▶ Set task
Convert the lines below into a Markdown table with a "No." column for the row number and a "Line" column for the line, skipping blank lines. Leave the pictures out of the table.

-------- Recorded information

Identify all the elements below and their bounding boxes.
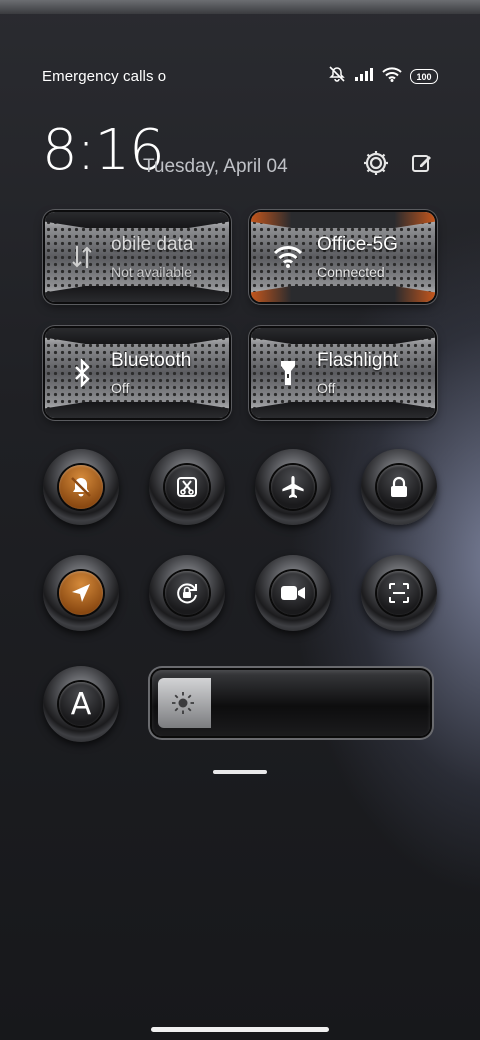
screen-record-icon xyxy=(271,571,315,615)
clock-date: Tuesday, April 04 xyxy=(143,156,288,177)
scanner-icon xyxy=(377,571,421,615)
wifi-icon xyxy=(382,66,402,87)
tile-label: Office-5G xyxy=(317,234,398,255)
bluetooth-icon xyxy=(67,358,97,388)
location-icon xyxy=(59,571,103,615)
toggle-location[interactable] xyxy=(43,555,119,631)
tile-status: Off xyxy=(111,380,130,396)
toggle-scanner[interactable] xyxy=(361,555,437,631)
tile-status: Connected xyxy=(317,264,385,280)
tile-wifi[interactable]: Office-5G Connected xyxy=(251,212,435,302)
silent-icon xyxy=(59,465,103,509)
toggle-lock-screen[interactable] xyxy=(361,449,437,525)
status-icons: 100 xyxy=(328,66,438,87)
wifi-icon xyxy=(273,242,303,272)
tile-status: Off xyxy=(317,380,336,396)
tile-status: Not available xyxy=(111,264,192,280)
tile-label: Flashlight xyxy=(317,350,399,371)
mobile-data-icon xyxy=(67,242,97,272)
toggle-screenshot[interactable] xyxy=(149,449,225,525)
tile-mobile-data[interactable]: obile data Not available xyxy=(45,212,229,302)
screenshot-icon xyxy=(165,465,209,509)
toggle-rotation-lock[interactable] xyxy=(149,555,225,631)
airplane-icon xyxy=(271,465,315,509)
rotation-lock-icon xyxy=(165,571,209,615)
signal-icon xyxy=(354,67,374,86)
tile-label: Bluetooth xyxy=(111,350,192,371)
edit-icon[interactable] xyxy=(407,148,437,178)
lock-icon xyxy=(377,465,421,509)
battery-icon: 100 xyxy=(410,69,438,84)
toggle-airplane[interactable] xyxy=(255,449,331,525)
sun-icon xyxy=(170,690,196,716)
carrier-text: Emergency calls o xyxy=(42,68,166,85)
tile-bluetooth[interactable]: Bluetooth Off xyxy=(45,328,229,418)
brightness-slider[interactable] xyxy=(152,670,430,736)
gesture-nav-bar[interactable] xyxy=(151,1027,329,1032)
panel-drag-handle[interactable] xyxy=(213,770,267,774)
mute-icon xyxy=(328,66,346,87)
tile-flashlight[interactable]: Flashlight Off xyxy=(251,328,435,418)
status-bar: Emergency calls o 100 xyxy=(0,60,480,92)
settings-icon[interactable] xyxy=(361,148,391,178)
flashlight-icon xyxy=(273,358,303,388)
toggle-silent[interactable] xyxy=(43,449,119,525)
toggle-screen-record[interactable] xyxy=(255,555,331,631)
tile-label: obile data xyxy=(111,234,194,255)
top-edge-bar xyxy=(0,0,480,14)
auto-brightness-label: A xyxy=(59,682,103,726)
auto-brightness-button[interactable]: A xyxy=(43,666,119,742)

----------------

▶ Response
| No. | Line |
|---|---|
| 1 | Identify all the elements below and their bounding boxes. |
| 2 | screen-record-icon xyxy=(271,571,315,615) |
| 3 | clock-date: Tuesday, April 04 xyxy=(143,156,288,177) |
| 4 | scanner-icon xyxy=(377,571,421,615) |
| 5 | wifi-icon xyxy=(382,66,402,87) |
| 6 | tile-label: Office-5G xyxy=(317,234,398,255) |
| 7 | bluetooth-icon xyxy=(67,358,97,388) |
| 8 | location-icon xyxy=(59,571,103,615) |
| 9 | toggle-location[interactable] xyxy=(43,555,119,631) |
| 10 | tile-status: Off xyxy=(111,380,130,396) |
| 11 | toggle-scanner[interactable] xyxy=(361,555,437,631) |
| 12 | tile-status: Connected xyxy=(317,264,385,280) |
| 13 | tile-wifi[interactable]: Office-5G Connected xyxy=(251,212,435,302) |
| 14 | silent-icon xyxy=(59,465,103,509) |
| 15 | toggle-lock-screen[interactable] xyxy=(361,449,437,525) |
| 16 | status-icons: 100 xyxy=(328,66,438,87) |
| 17 | wifi-icon xyxy=(273,242,303,272) |
| 18 | tile-status: Off xyxy=(317,380,336,396) |
| 19 | tile-status: Not available xyxy=(111,264,192,280) |
| 20 | tile-label: Flashlight xyxy=(317,350,399,371) |
| 21 | mobile-data-icon xyxy=(67,242,97,272) |
| 22 | toggle-screenshot[interactable] xyxy=(149,449,225,525) |
| 23 | tile-mobile-data[interactable]: obile data Not available xyxy=(45,212,229,302) |
| 24 | screenshot-icon xyxy=(165,465,209,509) |
| 25 | toggle-rotation-lock[interactable] xyxy=(149,555,225,631) |
| 26 | airplane-icon xyxy=(271,465,315,509) |
| 27 | rotation-lock-icon xyxy=(165,571,209,615) |
| 28 | signal-icon xyxy=(354,67,374,86) |
| 29 | tile-label: Bluetooth xyxy=(111,350,192,371) |
| 30 | edit-icon[interactable] xyxy=(407,148,437,178) |
| 31 | lock-icon xyxy=(377,465,421,509) |
| 32 | battery-icon: 100 xyxy=(410,69,438,84) |
| 33 | toggle-airplane[interactable] xyxy=(255,449,331,525) |
| 34 | sun-icon xyxy=(170,690,196,716) |
| 35 | carrier-text: Emergency calls o xyxy=(42,68,166,85) |
| 36 | tile-bluetooth[interactable]: Bluetooth Off xyxy=(45,328,229,418) |
| 37 | brightness-slider[interactable] xyxy=(152,670,430,736) |
| 38 | gesture-nav-bar[interactable] xyxy=(151,1027,329,1032) |
| 39 | panel-drag-handle[interactable] xyxy=(213,770,267,774) |
| 40 | mute-icon xyxy=(328,66,346,87) |
| 41 | tile-flashlight[interactable]: Flashlight Off xyxy=(251,328,435,418) |
| 42 | status-bar: Emergency calls o 100 xyxy=(0,60,480,92) |
| 43 | settings-icon[interactable] xyxy=(361,148,391,178) |
| 44 | flashlight-icon xyxy=(273,358,303,388) |
| 45 | toggle-silent[interactable] xyxy=(43,449,119,525) |
| 46 | toggle-screen-record[interactable] xyxy=(255,555,331,631) |
| 47 | tile-label: obile data xyxy=(111,234,194,255) |
| 48 | top-edge-bar xyxy=(0,0,480,14) |
| 49 | auto-brightness-label: A xyxy=(59,682,103,726) |
| 50 | auto-brightness-button[interactable]: A xyxy=(43,666,119,742) |